_Exercise requirements_. Select every line below containing the word "object".

Records from a data collection

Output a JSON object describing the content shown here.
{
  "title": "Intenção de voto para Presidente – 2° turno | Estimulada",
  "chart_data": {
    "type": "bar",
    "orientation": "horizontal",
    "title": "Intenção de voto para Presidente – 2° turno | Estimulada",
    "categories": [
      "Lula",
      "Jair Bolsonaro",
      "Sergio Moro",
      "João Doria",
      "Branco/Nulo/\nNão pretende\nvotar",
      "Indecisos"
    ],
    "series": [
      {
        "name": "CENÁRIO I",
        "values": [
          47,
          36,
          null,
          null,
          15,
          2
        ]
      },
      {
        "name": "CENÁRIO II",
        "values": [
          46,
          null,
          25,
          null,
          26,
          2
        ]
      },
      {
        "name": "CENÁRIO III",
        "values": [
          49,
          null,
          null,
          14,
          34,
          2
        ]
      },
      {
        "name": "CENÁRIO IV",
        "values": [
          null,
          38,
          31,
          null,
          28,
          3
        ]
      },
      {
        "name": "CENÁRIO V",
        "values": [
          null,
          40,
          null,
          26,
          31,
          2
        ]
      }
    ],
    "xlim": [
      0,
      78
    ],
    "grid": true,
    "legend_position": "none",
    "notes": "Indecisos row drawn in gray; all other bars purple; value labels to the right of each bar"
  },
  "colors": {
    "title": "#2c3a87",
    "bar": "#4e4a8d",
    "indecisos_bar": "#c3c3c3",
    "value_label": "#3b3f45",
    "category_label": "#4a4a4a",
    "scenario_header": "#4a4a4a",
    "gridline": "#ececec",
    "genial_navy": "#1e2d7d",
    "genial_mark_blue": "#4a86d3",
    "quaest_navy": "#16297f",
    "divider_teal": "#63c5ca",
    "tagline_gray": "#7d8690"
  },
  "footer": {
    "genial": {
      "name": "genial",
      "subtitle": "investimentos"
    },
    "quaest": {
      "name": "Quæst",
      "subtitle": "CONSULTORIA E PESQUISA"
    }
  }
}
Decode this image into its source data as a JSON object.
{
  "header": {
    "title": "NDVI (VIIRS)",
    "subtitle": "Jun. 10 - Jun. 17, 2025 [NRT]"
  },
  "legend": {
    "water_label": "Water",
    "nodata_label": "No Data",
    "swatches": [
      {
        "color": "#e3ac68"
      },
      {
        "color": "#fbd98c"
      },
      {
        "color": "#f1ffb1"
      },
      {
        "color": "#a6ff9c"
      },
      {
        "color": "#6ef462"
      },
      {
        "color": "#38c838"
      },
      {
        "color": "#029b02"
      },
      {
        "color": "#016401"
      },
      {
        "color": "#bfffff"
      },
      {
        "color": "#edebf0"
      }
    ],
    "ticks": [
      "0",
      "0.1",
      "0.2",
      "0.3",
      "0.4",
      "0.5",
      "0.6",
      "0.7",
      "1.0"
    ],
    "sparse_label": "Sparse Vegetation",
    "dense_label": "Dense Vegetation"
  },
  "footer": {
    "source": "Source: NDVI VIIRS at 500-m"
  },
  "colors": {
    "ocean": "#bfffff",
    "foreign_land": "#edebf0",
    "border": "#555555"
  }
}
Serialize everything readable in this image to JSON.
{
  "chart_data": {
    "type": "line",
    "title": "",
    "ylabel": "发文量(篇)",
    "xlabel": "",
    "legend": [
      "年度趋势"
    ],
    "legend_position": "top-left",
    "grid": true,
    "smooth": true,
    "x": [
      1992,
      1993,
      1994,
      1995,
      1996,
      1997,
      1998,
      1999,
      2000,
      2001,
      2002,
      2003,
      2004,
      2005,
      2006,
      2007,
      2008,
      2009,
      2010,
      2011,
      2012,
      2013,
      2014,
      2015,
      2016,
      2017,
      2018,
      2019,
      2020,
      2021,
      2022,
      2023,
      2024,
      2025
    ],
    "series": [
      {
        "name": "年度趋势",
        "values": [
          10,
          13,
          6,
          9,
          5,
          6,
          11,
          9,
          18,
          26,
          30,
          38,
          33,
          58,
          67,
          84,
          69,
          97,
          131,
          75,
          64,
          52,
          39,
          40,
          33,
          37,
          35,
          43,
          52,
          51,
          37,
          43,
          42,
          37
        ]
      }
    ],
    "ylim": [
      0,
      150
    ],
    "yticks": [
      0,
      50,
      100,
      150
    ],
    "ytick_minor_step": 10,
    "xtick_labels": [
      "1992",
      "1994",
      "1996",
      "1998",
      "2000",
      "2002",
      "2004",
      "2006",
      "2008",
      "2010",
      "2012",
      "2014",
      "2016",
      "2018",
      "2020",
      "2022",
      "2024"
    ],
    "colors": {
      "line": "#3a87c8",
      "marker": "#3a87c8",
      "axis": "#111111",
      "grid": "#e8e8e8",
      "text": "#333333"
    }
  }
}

_Answer for the task_.
Output a JSON object describing the content shown here.
Decode this image into its source data as a JSON object.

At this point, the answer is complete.